• **EXERCISE PROMPT**:
List the lines of this listing that hold the word "accent".

• **DATA ENTRIES**:
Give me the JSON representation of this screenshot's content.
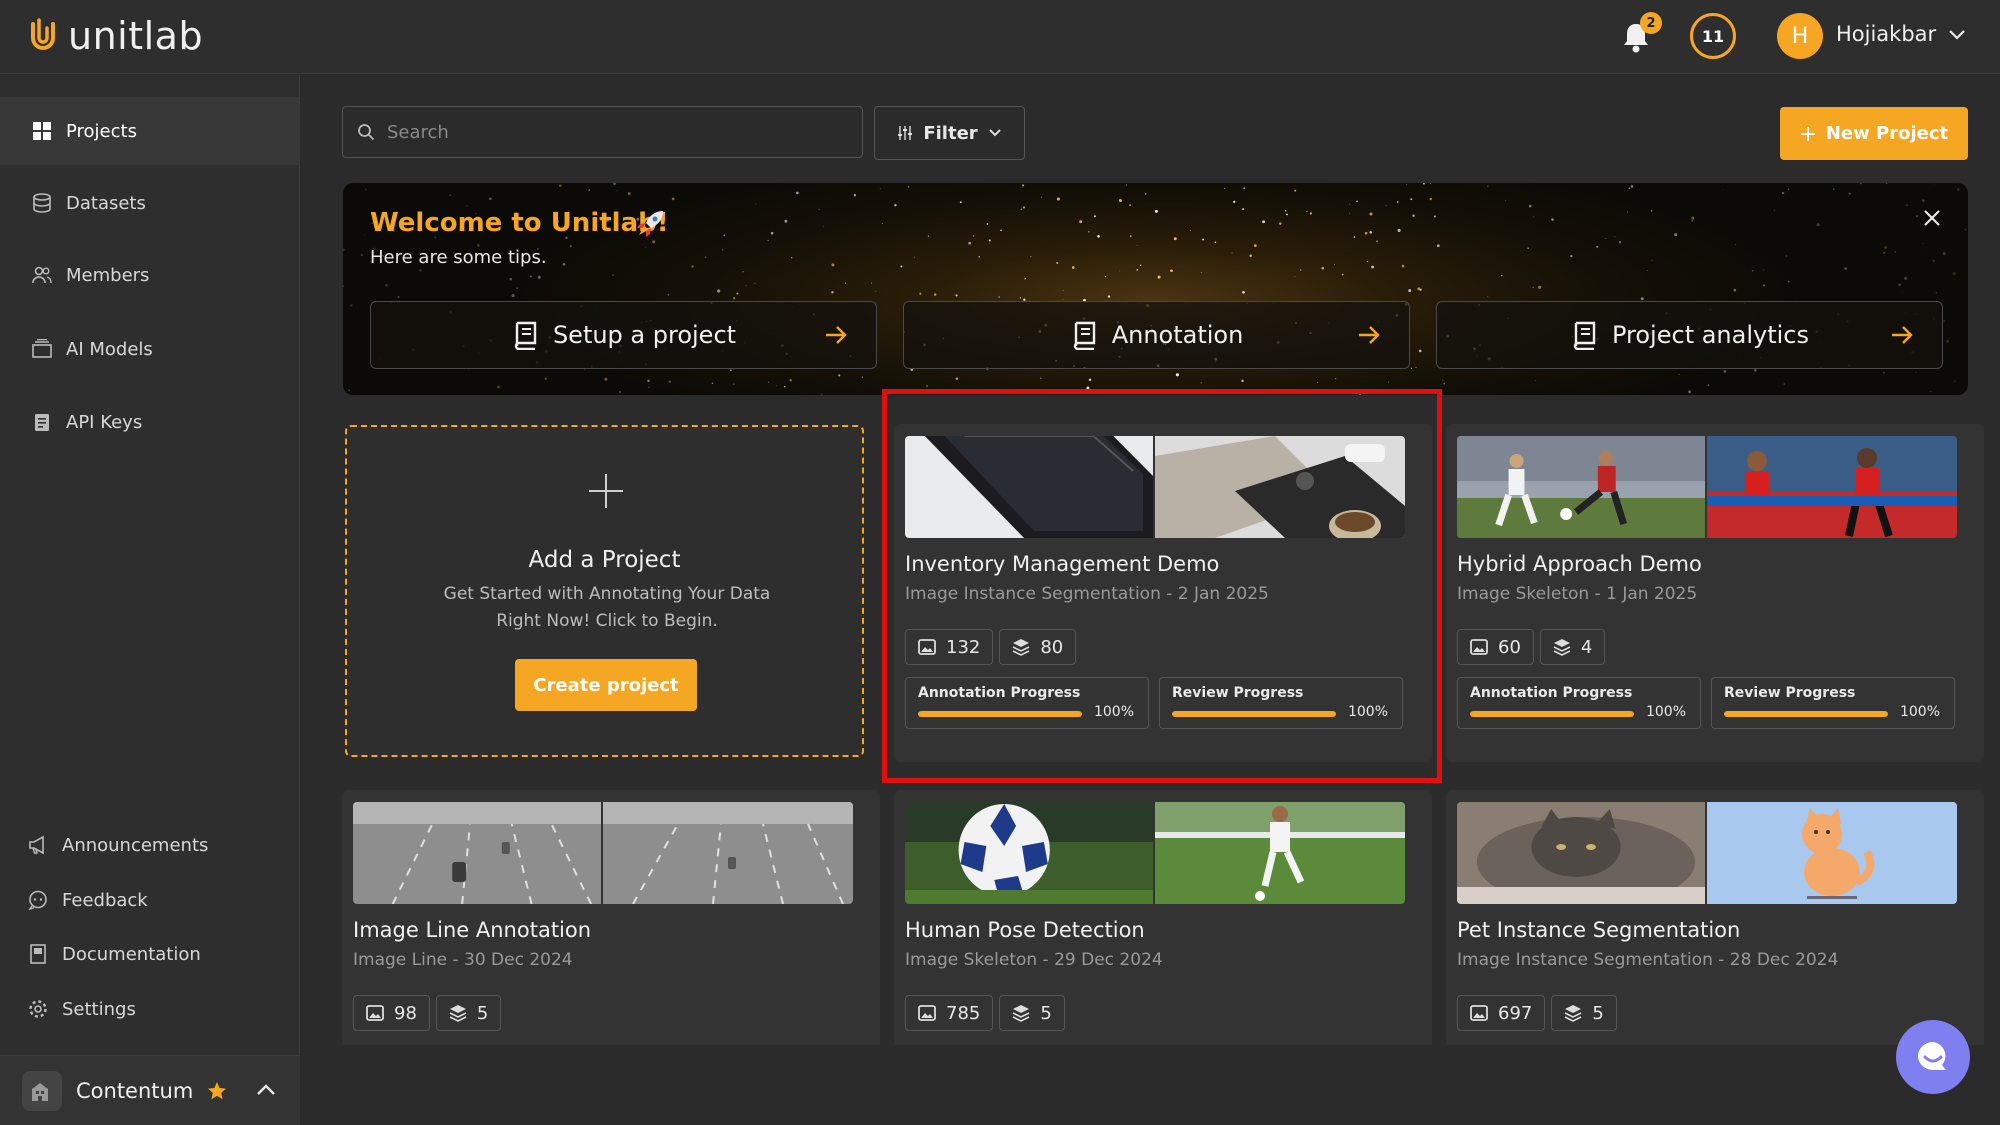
{
  "app": {
    "logo_text": "unitlab",
    "notification_count": "2",
    "credits": "11",
    "user_initial": "H",
    "user_name": "Hojiakbar"
  },
  "sidebar": {
    "items": [
      {
        "label": "Projects",
        "icon": "grid-icon",
        "active": true
      },
      {
        "label": "Datasets",
        "icon": "database-icon"
      },
      {
        "label": "Members",
        "icon": "users-icon"
      },
      {
        "label": "AI Models",
        "icon": "box-icon"
      },
      {
        "label": "API Keys",
        "icon": "key-icon"
      }
    ],
    "bottom_items": [
      {
        "label": "Announcements",
        "icon": "megaphone-icon"
      },
      {
        "label": "Feedback",
        "icon": "chat-icon"
      },
      {
        "label": "Documentation",
        "icon": "book-icon"
      },
      {
        "label": "Settings",
        "icon": "gear-icon"
      }
    ],
    "organization": "Contentum"
  },
  "toolbar": {
    "search_placeholder": "Search",
    "filter_label": "Filter",
    "new_project_label": "New Project"
  },
  "welcome": {
    "title": "Welcome to Unitlab!",
    "subtitle": "Here are some tips.",
    "tips": [
      "Setup a project",
      "Annotation",
      "Project analytics"
    ]
  },
  "add_project": {
    "title": "Add a Project",
    "description": "Get Started with Annotating Your Data Right Now! Click to Begin.",
    "button": "Create project"
  },
  "progress_labels": {
    "annotation": "Annotation Progress",
    "review": "Review Progress"
  },
  "projects": [
    {
      "title": "Inventory Management Demo",
      "subtitle": "Image Instance Segmentation - 2 Jan 2025",
      "images": "132",
      "layers": "80",
      "annotation_pct": "100%",
      "review_pct": "100%",
      "annotation_value": 100,
      "review_value": 100
    },
    {
      "title": "Hybrid Approach Demo",
      "subtitle": "Image Skeleton - 1 Jan 2025",
      "images": "60",
      "layers": "4",
      "annotation_pct": "100%",
      "review_pct": "100%",
      "annotation_value": 100,
      "review_value": 100
    },
    {
      "title": "Image Line Annotation",
      "subtitle": "Image Line - 30 Dec 2024",
      "images": "98",
      "layers": "5"
    },
    {
      "title": "Human Pose Detection",
      "subtitle": "Image Skeleton - 29 Dec 2024",
      "images": "785",
      "layers": "5"
    },
    {
      "title": "Pet Instance Segmentation",
      "subtitle": "Image Instance Segmentation - 28 Dec 2024",
      "images": "697",
      "layers": "5"
    }
  ],
  "colors": {
    "accent": "#f5a623",
    "highlight": "#e01010",
    "background": "#2b2b2b"
  }
}
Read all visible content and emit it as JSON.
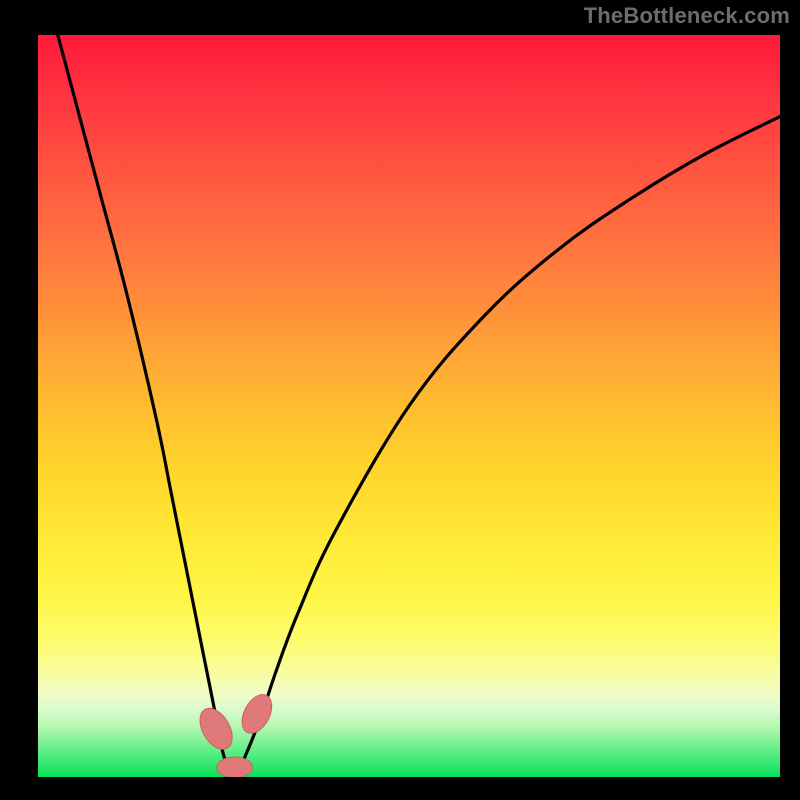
{
  "attribution": "TheBottleneck.com",
  "chart_data": {
    "type": "line",
    "title": "",
    "xlabel": "",
    "ylabel": "",
    "xlim": [
      0,
      100
    ],
    "ylim": [
      0,
      100
    ],
    "series": [
      {
        "name": "bottleneck-curve",
        "x": [
          0,
          4,
          8,
          12,
          16,
          18,
          20,
          22,
          24,
          25,
          26,
          27,
          28,
          30,
          32,
          35,
          40,
          50,
          60,
          70,
          80,
          90,
          100
        ],
        "values": [
          110,
          95,
          80,
          65,
          48,
          38,
          28,
          18,
          8,
          3,
          1,
          1,
          3,
          8,
          14,
          22,
          33,
          50,
          62,
          71,
          78,
          84,
          89
        ]
      }
    ],
    "markers": [
      {
        "name": "left-cluster-marker",
        "x": 24.0,
        "y": 6.5,
        "rx": 1.8,
        "ry": 3.0,
        "rot": -30
      },
      {
        "name": "valley-marker",
        "x": 26.5,
        "y": 1.3,
        "rx": 2.4,
        "ry": 1.4,
        "rot": 0
      },
      {
        "name": "right-cluster-marker",
        "x": 29.5,
        "y": 8.5,
        "rx": 1.7,
        "ry": 2.8,
        "rot": 28
      }
    ],
    "colors": {
      "curve": "#000000",
      "marker_fill": "#e07a7a",
      "marker_stroke": "#d45c5c",
      "top_gradient": "#ff1a3a",
      "bottom_gradient": "#06e25a"
    }
  }
}
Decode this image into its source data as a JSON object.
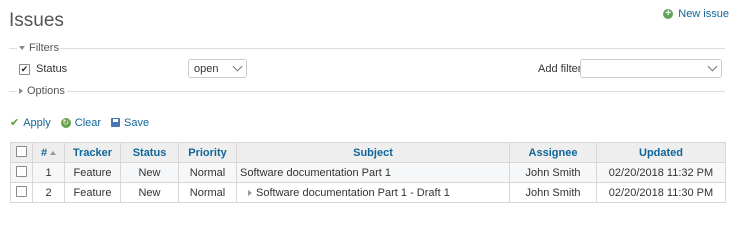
{
  "page": {
    "title": "Issues",
    "new_issue_label": "New issue"
  },
  "filters": {
    "legend": "Filters",
    "status": {
      "label": "Status",
      "checked": true,
      "operator": "open"
    },
    "add_filter_label": "Add filter",
    "add_filter_value": ""
  },
  "options": {
    "legend": "Options"
  },
  "actions": {
    "apply": "Apply",
    "clear": "Clear",
    "save": "Save"
  },
  "table": {
    "columns": [
      "#",
      "Tracker",
      "Status",
      "Priority",
      "Subject",
      "Assignee",
      "Updated"
    ],
    "rows": [
      {
        "id": "1",
        "tracker": "Feature",
        "status": "New",
        "priority": "Normal",
        "subject": "Software documentation Part 1",
        "assignee": "John Smith",
        "updated": "02/20/2018 11:32 PM",
        "child": false
      },
      {
        "id": "2",
        "tracker": "Feature",
        "status": "New",
        "priority": "Normal",
        "subject": "Software documentation Part 1 - Draft 1",
        "assignee": "John Smith",
        "updated": "02/20/2018 11:30 PM",
        "child": true
      }
    ]
  },
  "colors": {
    "link": "#116699",
    "header_bg": "#eeeeee",
    "border": "#d7d7d7",
    "apply_icon": "#5a9a3a"
  }
}
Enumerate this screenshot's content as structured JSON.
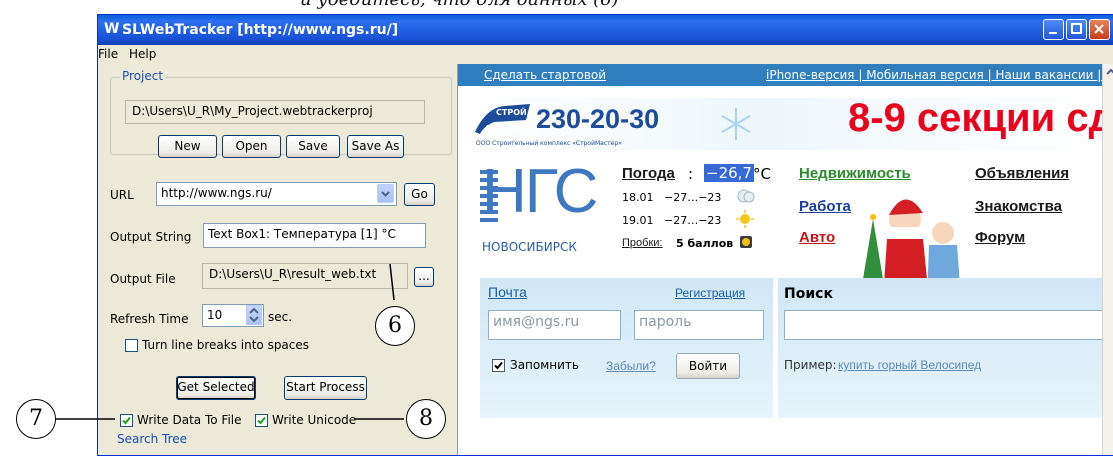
{
  "caption_top": "и убедитесь, что для данных (6)",
  "window": {
    "title": "SLWebTracker [http://www.ngs.ru/]",
    "icon_name": "app-logo-icon",
    "controls": [
      "minimize-icon",
      "maximize-icon",
      "close-icon"
    ]
  },
  "menu": {
    "items": [
      "File",
      "Help"
    ]
  },
  "project": {
    "group_label": "Project",
    "path": "D:\\Users\\U_R\\My_Project.webtrackerproj",
    "buttons": {
      "new": "New",
      "open": "Open",
      "save": "Save",
      "save_as": "Save As"
    }
  },
  "url": {
    "label": "URL",
    "value": "http://www.ngs.ru/",
    "go": "Go"
  },
  "output_string": {
    "label": "Output String",
    "value": "Text Box1: Температура [1] °C"
  },
  "output_file": {
    "label": "Output File",
    "value": "D:\\Users\\U_R\\result_web.txt",
    "browse": "..."
  },
  "refresh": {
    "label": "Refresh Time",
    "value": "10",
    "unit": "sec."
  },
  "line_breaks": {
    "label": "Turn line breaks into spaces",
    "checked": false
  },
  "actions": {
    "get_selected": "Get Selected",
    "start_process": "Start Process"
  },
  "write_data": {
    "label": "Write Data To File",
    "checked": true
  },
  "write_unicode": {
    "label": "Write Unicode",
    "checked": true
  },
  "search_tree_label": "Search Tree",
  "callouts": {
    "six": "6",
    "seven": "7",
    "eight": "8"
  },
  "web": {
    "top_left": "Сделать стартовой",
    "top_right": "iPhone-версия | Мобильная версия | Наши вакансии | Раз",
    "banner_phone": "230-20-30",
    "banner_logo_top": "СТРОЙ",
    "banner_logo_bottom": "МАСТЕР",
    "banner_sub": "ООО Строительный комплекс «СтройМастер»",
    "banner_right": "8-9 секции сд",
    "ngs_logo": "НГС",
    "ngs_city": "НОВОСИБИРСК",
    "weather_label": "Погода",
    "weather_sep": ":",
    "weather_temp": "−26,7",
    "weather_unit": "°C",
    "forecast": [
      {
        "date": "18.01",
        "range": "−27…−23"
      },
      {
        "date": "19.01",
        "range": "−27…−23"
      }
    ],
    "traffic_label": "Пробки:",
    "traffic_value": "5 баллов",
    "links_col1": [
      "Недвижимость",
      "Работа",
      "Авто"
    ],
    "links_col2": [
      "Объявления",
      "Знакомства",
      "Форум"
    ],
    "colors": {
      "green": "#2e8b2e",
      "blue": "#1a3fa0",
      "red": "#c0161a",
      "dark": "#1a1a1a",
      "accent": "#e8001c"
    },
    "mail_title": "Почта",
    "register": "Регистрация",
    "email_placeholder": "имя@ngs.ru",
    "password_placeholder": "пароль",
    "remember": "Запомнить",
    "forgot": "Забыли?",
    "login": "Войти",
    "search_title": "Поиск",
    "example_label": "Пример:",
    "example_link": "купить горный Велосипед"
  }
}
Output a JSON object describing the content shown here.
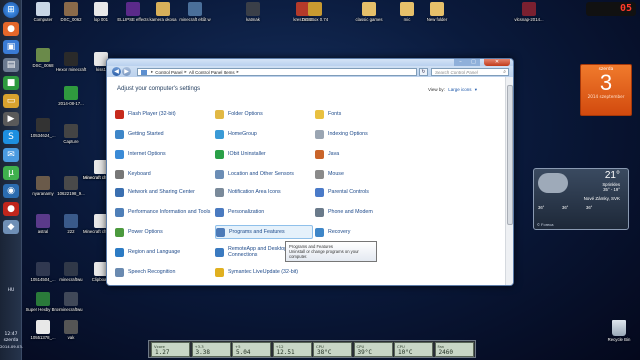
{
  "taskbar": {
    "clock_time": "12:47",
    "clock_day": "szerda",
    "clock_date": "2014.09.03.",
    "lang": "HU"
  },
  "desktop_icons": [
    {
      "label": "Computer"
    },
    {
      "label": "DSC_0062"
    },
    {
      "label": "lop 001"
    },
    {
      "label": "ELLIPSE effects"
    },
    {
      "label": "kamera okosa"
    },
    {
      "label": "minecraft eltűt w"
    },
    {
      "label": "katmak"
    },
    {
      "label": "kreszteszt"
    },
    {
      "label": "DOSBox 0.74"
    },
    {
      "label": "classic games"
    },
    {
      "label": "mic"
    },
    {
      "label": "New folder"
    },
    {
      "label": "vlcsnap-2014..."
    },
    {
      "label": "DSC_0068"
    },
    {
      "label": "Hexor minecraft"
    },
    {
      "label": "kiss1"
    },
    {
      "label": "Capture"
    },
    {
      "label": "Minecraft choos yo"
    },
    {
      "label": "2014-08-17..."
    },
    {
      "label": "10534624_..."
    },
    {
      "label": "nyaranamy"
    },
    {
      "label": "10622198_9..."
    },
    {
      "label": "Minecraft choos yo"
    },
    {
      "label": "astral"
    },
    {
      "label": "222"
    },
    {
      "label": "Minecraft choos yo"
    },
    {
      "label": "10514504_..."
    },
    {
      "label": "minecraftwu"
    },
    {
      "label": "Clipboard"
    },
    {
      "label": "Super Hexby Bros"
    },
    {
      "label": "minecraftwu"
    },
    {
      "label": "10551378_..."
    },
    {
      "label": "vak"
    }
  ],
  "window": {
    "address": [
      "Control Panel",
      "All Control Panel Items"
    ],
    "search_placeholder": "Search Control Panel",
    "heading": "Adjust your computer's settings",
    "view_by_label": "View by:",
    "view_by_value": "Large icons",
    "items": [
      {
        "label": "Flash Player (32-bit)"
      },
      {
        "label": "Getting Started"
      },
      {
        "label": "Internet Options"
      },
      {
        "label": "Keyboard"
      },
      {
        "label": "Network and Sharing Center"
      },
      {
        "label": "Performance Information and Tools"
      },
      {
        "label": "Power Options"
      },
      {
        "label": "Region and Language"
      },
      {
        "label": "Speech Recognition"
      },
      {
        "label": "Folder Options"
      },
      {
        "label": "HomeGroup"
      },
      {
        "label": "IObit Uninstaller"
      },
      {
        "label": "Location and Other Sensors"
      },
      {
        "label": "Notification Area Icons"
      },
      {
        "label": "Personalization"
      },
      {
        "label": "Programs and Features"
      },
      {
        "label": "RemoteApp and Desktop Connections"
      },
      {
        "label": "Symantec LiveUpdate (32-bit)"
      },
      {
        "label": "Fonts"
      },
      {
        "label": "Indexing Options"
      },
      {
        "label": "Java"
      },
      {
        "label": "Mouse"
      },
      {
        "label": "Parental Controls"
      },
      {
        "label": "Phone and Modem"
      },
      {
        "label": "Recovery"
      },
      {
        "label": "Sync Center"
      }
    ],
    "tooltip": "Programs and Features\nUninstall or change programs on your computer."
  },
  "gadgets": {
    "clock": "05",
    "calendar_day": "szerda",
    "calendar_num": "3",
    "calendar_date": "2014 szeptember",
    "weather_temp": "21°",
    "weather_cond": "Sprinkles",
    "weather_range": "35° - 19°",
    "weather_city": "Nové Zámky, SVK",
    "weather_source": "© Foreca",
    "weather_days": [
      "36°",
      "36°",
      "36°"
    ]
  },
  "meters": [
    {
      "label": "Vcore",
      "value": "1.27"
    },
    {
      "label": "+3.3",
      "value": "3.38"
    },
    {
      "label": "+5",
      "value": "5.04"
    },
    {
      "label": "+12",
      "value": "12.51"
    },
    {
      "label": "CPU",
      "value": "38°C"
    },
    {
      "label": "CPU",
      "value": "39°C"
    },
    {
      "label": "CPU",
      "value": "10°C"
    },
    {
      "label": "Fan",
      "value": "2460"
    }
  ],
  "recycle_bin": "Recycle Bin",
  "colors": {
    "accent": "#1e4a8a",
    "calendar": "#e2621d"
  }
}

• **TASK RESPONSE**:
    "accent": "#f5a623",
      "accent": "#e8001c"
    "accent": "#1e4a8a",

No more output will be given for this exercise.